= WHAT IS NEEDED =
Extract all lines that hold the string "travelers".

= EXERCISE DATA =
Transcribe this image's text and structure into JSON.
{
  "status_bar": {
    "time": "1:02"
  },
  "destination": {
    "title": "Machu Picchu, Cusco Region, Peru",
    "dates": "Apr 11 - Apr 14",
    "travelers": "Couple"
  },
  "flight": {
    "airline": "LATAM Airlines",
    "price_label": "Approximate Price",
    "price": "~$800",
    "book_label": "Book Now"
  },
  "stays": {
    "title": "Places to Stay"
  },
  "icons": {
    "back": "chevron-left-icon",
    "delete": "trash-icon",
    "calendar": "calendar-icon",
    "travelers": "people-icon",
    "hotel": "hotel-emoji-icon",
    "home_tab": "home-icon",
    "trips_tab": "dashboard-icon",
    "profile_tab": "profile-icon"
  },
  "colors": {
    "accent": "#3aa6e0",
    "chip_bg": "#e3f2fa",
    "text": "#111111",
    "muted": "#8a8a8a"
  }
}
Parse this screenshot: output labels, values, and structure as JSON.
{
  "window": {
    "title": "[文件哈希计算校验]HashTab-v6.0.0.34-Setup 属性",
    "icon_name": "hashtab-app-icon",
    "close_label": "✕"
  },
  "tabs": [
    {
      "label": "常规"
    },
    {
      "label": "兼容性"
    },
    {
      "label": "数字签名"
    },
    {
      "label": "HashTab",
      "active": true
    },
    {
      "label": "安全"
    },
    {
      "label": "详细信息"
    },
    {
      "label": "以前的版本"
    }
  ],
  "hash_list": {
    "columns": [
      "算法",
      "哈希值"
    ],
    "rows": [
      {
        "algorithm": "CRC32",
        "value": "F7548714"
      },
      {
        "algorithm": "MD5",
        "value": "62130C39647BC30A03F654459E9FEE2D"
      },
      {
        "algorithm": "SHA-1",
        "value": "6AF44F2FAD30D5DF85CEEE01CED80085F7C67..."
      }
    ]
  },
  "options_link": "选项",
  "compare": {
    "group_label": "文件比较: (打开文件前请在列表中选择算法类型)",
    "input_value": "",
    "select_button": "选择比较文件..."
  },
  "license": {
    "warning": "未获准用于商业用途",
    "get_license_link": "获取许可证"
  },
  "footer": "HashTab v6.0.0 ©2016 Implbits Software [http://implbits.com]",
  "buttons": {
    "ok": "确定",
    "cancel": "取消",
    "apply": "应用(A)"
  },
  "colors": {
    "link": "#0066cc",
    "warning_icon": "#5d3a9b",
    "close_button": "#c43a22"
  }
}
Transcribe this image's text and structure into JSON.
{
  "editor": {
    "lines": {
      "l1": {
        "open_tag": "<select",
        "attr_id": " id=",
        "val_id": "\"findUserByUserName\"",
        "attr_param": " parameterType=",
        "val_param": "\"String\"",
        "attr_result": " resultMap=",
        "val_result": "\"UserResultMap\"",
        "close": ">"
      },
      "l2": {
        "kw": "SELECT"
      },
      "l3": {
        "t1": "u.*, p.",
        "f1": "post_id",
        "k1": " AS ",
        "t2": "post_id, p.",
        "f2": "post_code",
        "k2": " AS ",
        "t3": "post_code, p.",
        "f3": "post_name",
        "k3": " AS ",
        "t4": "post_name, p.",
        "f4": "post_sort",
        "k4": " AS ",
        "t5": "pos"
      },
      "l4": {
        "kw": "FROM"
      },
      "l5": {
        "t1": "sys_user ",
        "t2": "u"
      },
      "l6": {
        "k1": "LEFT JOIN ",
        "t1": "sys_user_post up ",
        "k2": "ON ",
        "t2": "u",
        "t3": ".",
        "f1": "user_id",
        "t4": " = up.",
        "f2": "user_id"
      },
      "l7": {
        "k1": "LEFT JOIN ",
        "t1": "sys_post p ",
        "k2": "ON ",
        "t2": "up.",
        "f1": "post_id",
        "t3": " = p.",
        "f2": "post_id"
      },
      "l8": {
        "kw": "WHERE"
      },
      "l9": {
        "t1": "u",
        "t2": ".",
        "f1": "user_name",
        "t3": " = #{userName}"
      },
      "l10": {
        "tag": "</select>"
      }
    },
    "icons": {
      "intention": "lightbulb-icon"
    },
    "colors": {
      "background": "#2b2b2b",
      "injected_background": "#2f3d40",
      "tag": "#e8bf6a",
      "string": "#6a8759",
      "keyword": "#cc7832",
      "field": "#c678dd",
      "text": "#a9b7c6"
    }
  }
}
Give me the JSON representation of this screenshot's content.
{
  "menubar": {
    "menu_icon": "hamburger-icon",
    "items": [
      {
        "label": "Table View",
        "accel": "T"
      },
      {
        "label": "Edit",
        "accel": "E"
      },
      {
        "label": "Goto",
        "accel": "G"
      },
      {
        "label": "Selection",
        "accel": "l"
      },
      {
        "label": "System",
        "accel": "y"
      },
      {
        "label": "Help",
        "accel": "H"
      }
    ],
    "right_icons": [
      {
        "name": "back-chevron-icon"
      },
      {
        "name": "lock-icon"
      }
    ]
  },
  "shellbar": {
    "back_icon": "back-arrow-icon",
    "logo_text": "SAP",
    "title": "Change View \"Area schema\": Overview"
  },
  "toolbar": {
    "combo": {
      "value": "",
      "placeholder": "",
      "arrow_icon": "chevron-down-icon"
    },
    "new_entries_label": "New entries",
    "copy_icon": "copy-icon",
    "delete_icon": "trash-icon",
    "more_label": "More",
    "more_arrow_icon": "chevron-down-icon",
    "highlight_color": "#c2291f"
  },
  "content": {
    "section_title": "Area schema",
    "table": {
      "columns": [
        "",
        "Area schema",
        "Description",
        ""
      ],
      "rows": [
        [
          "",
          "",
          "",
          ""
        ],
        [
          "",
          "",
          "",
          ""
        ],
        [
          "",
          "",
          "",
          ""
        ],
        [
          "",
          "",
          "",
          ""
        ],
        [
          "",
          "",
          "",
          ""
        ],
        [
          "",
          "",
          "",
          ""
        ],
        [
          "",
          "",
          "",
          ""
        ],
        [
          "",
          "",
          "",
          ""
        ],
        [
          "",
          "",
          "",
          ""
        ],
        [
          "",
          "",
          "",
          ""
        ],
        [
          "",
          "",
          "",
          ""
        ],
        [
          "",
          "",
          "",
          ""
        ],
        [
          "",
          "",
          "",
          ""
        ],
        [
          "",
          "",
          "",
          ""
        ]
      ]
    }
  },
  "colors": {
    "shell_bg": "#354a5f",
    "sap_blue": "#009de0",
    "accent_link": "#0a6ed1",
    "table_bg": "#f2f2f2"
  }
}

= REPLY =
    "travelers": "Couple"
    "travelers": "people-icon",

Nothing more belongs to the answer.